TASKS ->
(A) Rewrite the passage of the sleep apnea text, everything from "A 2005 study" down to "collapse during sleep.", replacing "didgeridoo" with "harmonica".
(B) Answer these questions using the sleep apnea text:
(i) In what year did the Wisconsin Sleep Cohort Study make its estimate of how many Americans had at least moderate sleep apnea?
(ii) In the 2009 study, for how many minutes a day did patients practice tongue and throat exercises?
(iii) In what city was continuous positive airway pressure (CPAP) first described?

TEXT SHOWN ->
==*==

Surgery on the mouth and throat, as well as dental surgery and procedures, can result in postoperative swelling of the lining of the mouth and other areas that affect the airway. Even when the surgical procedure is designed to improve the airway, such as tonsillectomy and adenoidectomy or tongue reduction, swelling may negate some of the effects in the immediate postoperative period. Once the swelling resolves and the palate becomes tightened by postoperative scarring, however, the full benefit of the surgery may be noticed.

Sleep apnea patients undergoing any medical treatment must make sure his or her doctor and/or anesthetist are informed about their condition. Alternate and emergency procedures may be necessary to maintain the airway of sleep apnea patients. If an individual suspects he or she may have sleep apnea, communication with their doctor about possible preprocedure screening may be in order.

Alternative treatments

A 2005 study in the British Medical Journal found that learning and practicing the didgeridoo helped reduce snoring and sleep apnea as well as daytime sleepiness. This appears to work by strengthening muscles in the upper airway, thus reducing their tendency to collapse during sleep.

Other studies have also suggested that strengthening the muscles around the upper airway may combat sleep apnea. A 2009 study published in the American Journal of Respiratory and Clinical Care Medicine found that patients who practiced a series of tongue and throat exercises for 30 minutes a day showed a marked decline in sleep apnea symptoms after three months. Patients experienced an average of 39% fewer apnea episodes after successfully completing the treatments.

Cannabis shows potential in sleep apnea treatment.

Epidemiology

The Wisconsin Sleep Cohort Study estimated in 1993 that roughly one in every 15 Americans were affected by at least moderate sleep apnea. It also estimated that in middle-age as many as nine percent of women and 24 percent of men were affected, undiagnosed and untreated.

The costs of untreated sleep apnea reach further than just health issues. It is estimated that in the U.S. the average untreated sleep apnea patient’s annual health care costs $1,336 more than an individual without sleep apnea. This may cause $3.4 billion/year in additional medical costs. Whether medical cost savings occur with treatment of sleep apnea remains to be determined.

Prognosis

A 2012 study has shown that hypoxia (an inadequate supply of oxygen) that characterizes sleep apnea promotes angiogenesis which increase vascular and tumor growth. Which in turn results in a 4.8 times higher incidence of cancer mortality.

History

The clinical picture of this condition has long been recognized as a character trait, without an understanding of the disease process. The term “Pickwickian syndrome” that is sometimes used for the syndrome was coined by the famous early 20th century physician, William Osler, who must have been a reader of Charles Dickens. The description of Joe, “the fat boy” in Dickens’s novel The Pickwick Papers, is an accurate clinical picture of an adult with obstructive sleep apnea syndrome.

The early reports of obstructive sleep apnea in the medical literature described individuals who were very severely affected, often presenting with severe hypoxemia, hypercapnia and congestive heart failure.

The management of obstructive sleep apnea was revolutionized with the introduction of continuous positive airway pressure (CPAP), first described in 1981 by Colin Sullivan and associates in Sydney, Australia. The first models were bulky and noisy, but the design was rapidly improved and by the late 1980s CPAP was widely adopted. The availability of an effective treatment stimulated an aggressive search for affected individuals and led to the establishment of hundreds of specialized clinics dedicated to the diagnosis and treatment of sleep disorders. Though many types of sleep problems are recognized, the vast majority of patients attending these centers have sleep-disordered breathing.

==*==

GIVEN ENTRIES ->

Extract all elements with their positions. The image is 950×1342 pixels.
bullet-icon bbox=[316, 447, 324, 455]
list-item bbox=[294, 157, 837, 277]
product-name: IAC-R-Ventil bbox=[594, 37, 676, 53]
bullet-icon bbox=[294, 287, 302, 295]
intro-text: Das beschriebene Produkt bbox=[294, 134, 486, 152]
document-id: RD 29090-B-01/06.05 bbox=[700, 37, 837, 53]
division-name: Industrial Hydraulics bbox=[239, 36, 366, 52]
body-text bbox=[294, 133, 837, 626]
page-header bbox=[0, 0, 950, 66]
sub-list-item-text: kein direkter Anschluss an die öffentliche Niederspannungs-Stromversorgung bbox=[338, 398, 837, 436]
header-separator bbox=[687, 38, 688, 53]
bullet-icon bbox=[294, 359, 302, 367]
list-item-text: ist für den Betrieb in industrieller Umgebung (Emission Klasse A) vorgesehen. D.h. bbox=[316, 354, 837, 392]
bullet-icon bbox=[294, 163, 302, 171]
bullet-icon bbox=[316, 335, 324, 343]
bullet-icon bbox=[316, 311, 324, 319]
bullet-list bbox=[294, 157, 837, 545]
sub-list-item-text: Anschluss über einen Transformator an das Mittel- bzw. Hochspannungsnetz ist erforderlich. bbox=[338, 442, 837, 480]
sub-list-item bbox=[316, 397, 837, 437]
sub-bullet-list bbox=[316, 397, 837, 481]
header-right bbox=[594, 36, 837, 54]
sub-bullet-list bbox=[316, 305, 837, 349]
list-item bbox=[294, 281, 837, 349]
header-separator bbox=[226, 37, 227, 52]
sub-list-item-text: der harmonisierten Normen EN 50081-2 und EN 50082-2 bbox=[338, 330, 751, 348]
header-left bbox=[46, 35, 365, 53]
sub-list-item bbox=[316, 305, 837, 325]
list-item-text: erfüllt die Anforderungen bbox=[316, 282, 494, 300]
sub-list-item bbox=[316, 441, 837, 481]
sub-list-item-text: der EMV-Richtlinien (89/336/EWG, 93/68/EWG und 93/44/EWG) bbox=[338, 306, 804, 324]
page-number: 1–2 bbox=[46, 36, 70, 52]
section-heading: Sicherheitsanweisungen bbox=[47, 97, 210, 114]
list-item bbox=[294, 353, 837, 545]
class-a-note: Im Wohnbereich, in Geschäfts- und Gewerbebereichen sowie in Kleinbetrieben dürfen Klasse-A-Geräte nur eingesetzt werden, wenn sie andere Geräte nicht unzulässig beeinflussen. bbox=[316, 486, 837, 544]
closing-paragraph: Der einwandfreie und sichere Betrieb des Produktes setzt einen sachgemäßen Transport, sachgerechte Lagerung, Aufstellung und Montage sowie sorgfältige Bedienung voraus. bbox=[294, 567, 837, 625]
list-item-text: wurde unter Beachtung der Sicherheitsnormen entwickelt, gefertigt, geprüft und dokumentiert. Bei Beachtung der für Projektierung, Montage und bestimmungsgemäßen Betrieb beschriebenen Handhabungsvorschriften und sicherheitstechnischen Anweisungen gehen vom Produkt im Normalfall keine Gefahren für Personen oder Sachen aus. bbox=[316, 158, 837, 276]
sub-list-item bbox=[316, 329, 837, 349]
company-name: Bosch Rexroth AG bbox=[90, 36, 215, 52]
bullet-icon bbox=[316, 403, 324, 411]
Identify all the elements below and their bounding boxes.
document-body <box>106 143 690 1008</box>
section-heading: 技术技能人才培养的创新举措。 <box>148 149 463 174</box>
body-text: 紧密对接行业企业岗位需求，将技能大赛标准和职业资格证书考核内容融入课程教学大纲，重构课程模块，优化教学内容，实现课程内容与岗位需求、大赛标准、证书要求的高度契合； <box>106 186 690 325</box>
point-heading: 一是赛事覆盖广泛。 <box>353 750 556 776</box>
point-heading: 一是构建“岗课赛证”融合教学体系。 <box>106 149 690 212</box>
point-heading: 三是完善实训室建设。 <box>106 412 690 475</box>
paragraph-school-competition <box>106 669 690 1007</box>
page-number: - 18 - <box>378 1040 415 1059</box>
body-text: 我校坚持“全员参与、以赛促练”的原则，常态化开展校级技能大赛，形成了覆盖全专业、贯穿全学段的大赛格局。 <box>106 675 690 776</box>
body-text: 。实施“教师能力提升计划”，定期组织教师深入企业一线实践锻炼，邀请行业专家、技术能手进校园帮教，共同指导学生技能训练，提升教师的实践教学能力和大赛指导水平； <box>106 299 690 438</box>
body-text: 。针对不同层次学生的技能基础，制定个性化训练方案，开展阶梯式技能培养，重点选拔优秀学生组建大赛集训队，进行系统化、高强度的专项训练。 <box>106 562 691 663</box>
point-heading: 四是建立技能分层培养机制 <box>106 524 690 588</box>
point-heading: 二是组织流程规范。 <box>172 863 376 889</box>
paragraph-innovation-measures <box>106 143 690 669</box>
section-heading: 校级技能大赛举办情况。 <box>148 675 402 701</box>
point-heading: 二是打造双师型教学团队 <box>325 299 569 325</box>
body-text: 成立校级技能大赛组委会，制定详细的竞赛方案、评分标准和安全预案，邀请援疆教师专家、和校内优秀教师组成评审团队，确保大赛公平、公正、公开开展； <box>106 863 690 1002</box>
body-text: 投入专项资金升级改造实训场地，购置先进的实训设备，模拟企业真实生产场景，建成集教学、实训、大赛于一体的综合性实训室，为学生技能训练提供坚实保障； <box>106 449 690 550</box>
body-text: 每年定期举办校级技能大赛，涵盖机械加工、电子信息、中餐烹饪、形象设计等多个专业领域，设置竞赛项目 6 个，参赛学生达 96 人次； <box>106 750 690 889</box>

==*==

RESULTS OF THE TASKS ->
(A)
A 2005 study in the British Medical Journal found that learning and practicing the harmonica helped reduce snoring and sleep apnea as well as daytime sleepiness. This appears to work by strengthening muscles in the upper airway, thus reducing their tendency to collapse during sleep.

(B)
(i) 1993
(ii) 30 minutes
(iii) Sydney, Australia